What is required
From the entries below, pull out each line where "highlighted" appears.

Available records
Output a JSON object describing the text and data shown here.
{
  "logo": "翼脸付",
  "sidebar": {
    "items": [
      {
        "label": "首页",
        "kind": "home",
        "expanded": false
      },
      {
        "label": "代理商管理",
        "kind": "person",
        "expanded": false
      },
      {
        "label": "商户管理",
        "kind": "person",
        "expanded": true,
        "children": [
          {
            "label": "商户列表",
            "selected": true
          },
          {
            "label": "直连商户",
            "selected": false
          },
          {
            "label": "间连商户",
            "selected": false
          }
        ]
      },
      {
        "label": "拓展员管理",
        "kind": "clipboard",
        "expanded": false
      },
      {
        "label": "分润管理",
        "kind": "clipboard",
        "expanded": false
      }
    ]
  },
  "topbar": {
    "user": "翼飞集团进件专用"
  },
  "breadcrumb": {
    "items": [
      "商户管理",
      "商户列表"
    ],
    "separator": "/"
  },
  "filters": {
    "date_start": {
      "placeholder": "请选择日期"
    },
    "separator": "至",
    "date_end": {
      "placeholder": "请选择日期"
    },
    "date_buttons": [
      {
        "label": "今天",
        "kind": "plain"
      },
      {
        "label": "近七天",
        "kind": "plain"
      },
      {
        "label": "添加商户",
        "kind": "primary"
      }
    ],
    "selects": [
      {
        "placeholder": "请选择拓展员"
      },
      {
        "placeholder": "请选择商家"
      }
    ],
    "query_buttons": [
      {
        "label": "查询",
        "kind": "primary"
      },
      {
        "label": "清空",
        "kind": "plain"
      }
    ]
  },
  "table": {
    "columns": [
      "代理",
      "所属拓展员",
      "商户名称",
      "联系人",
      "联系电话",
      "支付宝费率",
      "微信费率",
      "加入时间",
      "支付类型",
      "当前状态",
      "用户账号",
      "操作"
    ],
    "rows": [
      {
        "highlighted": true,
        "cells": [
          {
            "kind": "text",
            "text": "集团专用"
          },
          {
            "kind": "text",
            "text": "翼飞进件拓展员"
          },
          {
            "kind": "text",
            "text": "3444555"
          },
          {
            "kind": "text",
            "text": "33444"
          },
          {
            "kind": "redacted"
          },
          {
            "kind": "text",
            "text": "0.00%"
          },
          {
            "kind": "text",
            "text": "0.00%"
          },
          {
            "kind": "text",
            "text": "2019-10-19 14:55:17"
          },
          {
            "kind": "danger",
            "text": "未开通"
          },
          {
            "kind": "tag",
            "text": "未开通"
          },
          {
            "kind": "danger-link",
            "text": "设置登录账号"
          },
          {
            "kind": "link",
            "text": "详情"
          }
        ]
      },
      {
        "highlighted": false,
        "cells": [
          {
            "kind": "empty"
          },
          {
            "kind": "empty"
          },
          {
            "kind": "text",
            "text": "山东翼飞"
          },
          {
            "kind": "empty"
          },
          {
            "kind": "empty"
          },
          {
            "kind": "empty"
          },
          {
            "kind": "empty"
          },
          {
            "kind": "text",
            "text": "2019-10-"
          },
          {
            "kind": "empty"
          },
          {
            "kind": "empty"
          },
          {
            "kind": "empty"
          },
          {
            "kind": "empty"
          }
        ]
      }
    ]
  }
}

Exercise result
        "highlighted": true,
        "highlighted": false,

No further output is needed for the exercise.